== What is needed ==
Extract every line below that contains the word "trực".

* Begin Records for this task *

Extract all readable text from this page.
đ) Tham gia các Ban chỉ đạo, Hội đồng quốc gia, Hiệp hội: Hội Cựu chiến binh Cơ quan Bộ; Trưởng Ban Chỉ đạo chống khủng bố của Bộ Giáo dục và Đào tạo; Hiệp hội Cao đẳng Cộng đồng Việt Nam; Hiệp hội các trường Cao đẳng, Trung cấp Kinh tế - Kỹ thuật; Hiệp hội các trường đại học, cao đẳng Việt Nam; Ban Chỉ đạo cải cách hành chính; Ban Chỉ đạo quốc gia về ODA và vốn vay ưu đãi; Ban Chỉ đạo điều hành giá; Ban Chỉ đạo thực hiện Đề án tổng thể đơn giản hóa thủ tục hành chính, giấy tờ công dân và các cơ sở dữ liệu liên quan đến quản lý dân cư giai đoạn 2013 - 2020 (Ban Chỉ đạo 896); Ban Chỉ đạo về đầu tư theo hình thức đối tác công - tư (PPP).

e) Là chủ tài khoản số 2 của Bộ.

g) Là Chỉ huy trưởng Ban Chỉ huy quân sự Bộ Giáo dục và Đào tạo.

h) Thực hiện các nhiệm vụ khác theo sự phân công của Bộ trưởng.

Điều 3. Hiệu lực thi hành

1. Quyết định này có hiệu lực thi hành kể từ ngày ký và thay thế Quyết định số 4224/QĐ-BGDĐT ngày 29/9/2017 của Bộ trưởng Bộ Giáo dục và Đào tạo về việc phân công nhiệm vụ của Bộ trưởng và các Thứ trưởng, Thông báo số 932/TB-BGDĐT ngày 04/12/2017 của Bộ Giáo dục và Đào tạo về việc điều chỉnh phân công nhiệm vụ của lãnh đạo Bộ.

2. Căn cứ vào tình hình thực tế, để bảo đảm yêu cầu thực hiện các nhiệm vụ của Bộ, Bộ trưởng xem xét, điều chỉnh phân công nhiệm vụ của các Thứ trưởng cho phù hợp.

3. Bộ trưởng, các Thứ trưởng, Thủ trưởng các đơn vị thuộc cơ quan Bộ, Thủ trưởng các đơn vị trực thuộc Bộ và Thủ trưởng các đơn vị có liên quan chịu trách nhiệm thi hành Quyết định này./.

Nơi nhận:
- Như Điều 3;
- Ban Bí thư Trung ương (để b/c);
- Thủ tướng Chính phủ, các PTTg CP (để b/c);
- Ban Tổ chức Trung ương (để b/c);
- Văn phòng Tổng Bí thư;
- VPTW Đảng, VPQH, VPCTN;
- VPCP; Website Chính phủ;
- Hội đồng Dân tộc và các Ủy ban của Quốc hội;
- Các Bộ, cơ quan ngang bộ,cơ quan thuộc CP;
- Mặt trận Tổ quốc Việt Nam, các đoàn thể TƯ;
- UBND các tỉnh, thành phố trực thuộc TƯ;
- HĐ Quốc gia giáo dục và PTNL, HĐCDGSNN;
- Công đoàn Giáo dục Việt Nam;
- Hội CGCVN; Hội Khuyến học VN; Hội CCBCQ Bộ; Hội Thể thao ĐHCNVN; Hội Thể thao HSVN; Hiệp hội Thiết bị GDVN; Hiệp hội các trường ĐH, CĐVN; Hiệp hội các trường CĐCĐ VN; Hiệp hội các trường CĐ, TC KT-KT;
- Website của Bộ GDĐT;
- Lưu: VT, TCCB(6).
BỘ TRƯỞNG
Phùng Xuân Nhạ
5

* End Records for this task *

== Output for this exercise ==
3. Bộ trưởng, các Thứ trưởng, Thủ trưởng các đơn vị thuộc cơ quan Bộ, Thủ trưởng các đơn vị trực thuộc Bộ và Thủ trưởng các đơn vị có liên quan chịu trách nhiệm thi hành Quyết định này./.
- UBND các tỉnh, thành phố trực thuộc TƯ;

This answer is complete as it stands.